■ **THE PROBLEM**:
Output all the data exactly. Pictures do not belong in the copy.

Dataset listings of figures
>> start

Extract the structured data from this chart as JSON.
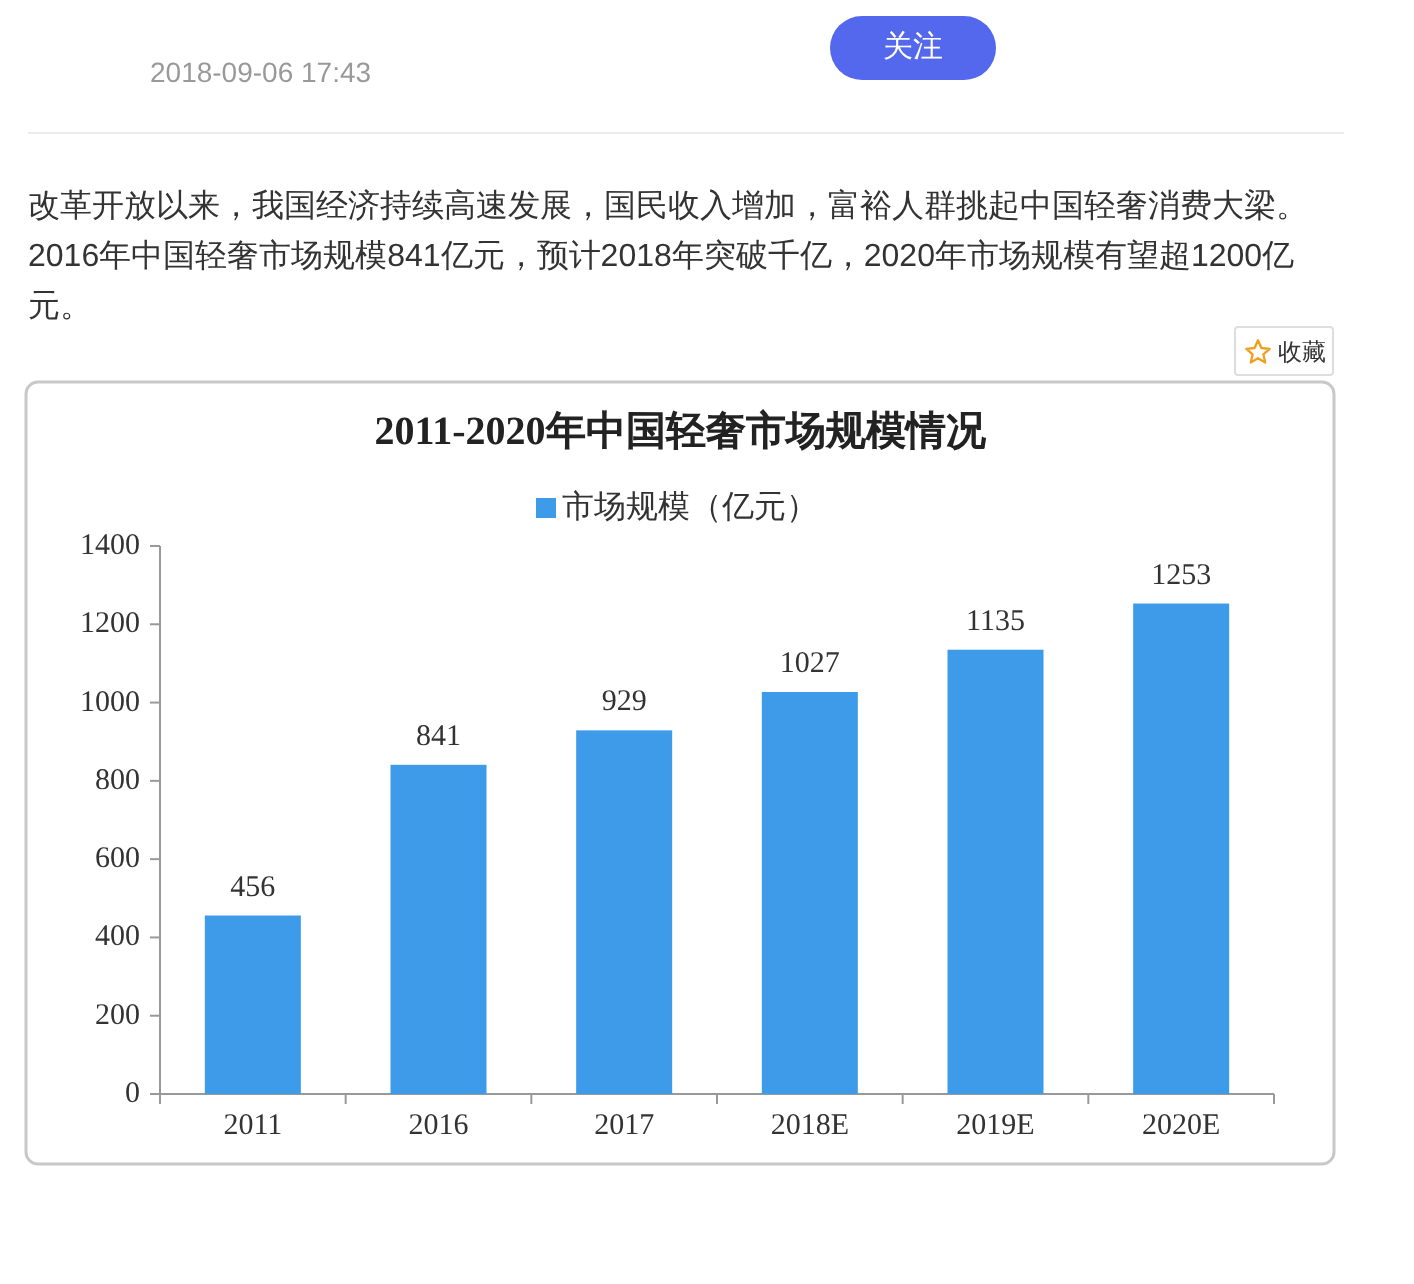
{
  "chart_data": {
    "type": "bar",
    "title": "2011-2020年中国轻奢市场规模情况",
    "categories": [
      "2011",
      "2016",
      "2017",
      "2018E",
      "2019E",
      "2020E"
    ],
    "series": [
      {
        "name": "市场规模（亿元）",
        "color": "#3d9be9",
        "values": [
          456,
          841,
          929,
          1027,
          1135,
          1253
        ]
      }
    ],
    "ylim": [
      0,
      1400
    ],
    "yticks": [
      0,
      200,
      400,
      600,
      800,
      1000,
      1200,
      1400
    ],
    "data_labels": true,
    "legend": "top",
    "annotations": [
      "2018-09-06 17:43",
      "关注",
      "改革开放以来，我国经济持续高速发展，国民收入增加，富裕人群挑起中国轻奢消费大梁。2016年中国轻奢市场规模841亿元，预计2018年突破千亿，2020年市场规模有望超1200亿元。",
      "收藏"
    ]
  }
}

>> end

■ **WRITTEN RESPONSE**:
Extract the structured data from this chart as JSON.
{
  "chart_data": {
    "type": "bar",
    "title": "2011-2020年中国轻奢市场规模情况",
    "categories": [
      "2011",
      "2016",
      "2017",
      "2018E",
      "2019E",
      "2020E"
    ],
    "series": [
      {
        "name": "市场规模（亿元）",
        "color": "#3d9be9",
        "values": [
          456,
          841,
          929,
          1027,
          1135,
          1253
        ]
      }
    ],
    "ylim": [
      0,
      1400
    ],
    "yticks": [
      0,
      200,
      400,
      600,
      800,
      1000,
      1200,
      1400
    ],
    "data_labels": true,
    "legend": "top",
    "annotations": [
      "2018-09-06 17:43",
      "关注",
      "改革开放以来，我国经济持续高速发展，国民收入增加，富裕人群挑起中国轻奢消费大梁。2016年中国轻奢市场规模841亿元，预计2018年突破千亿，2020年市场规模有望超1200亿元。",
      "收藏"
    ]
  }
}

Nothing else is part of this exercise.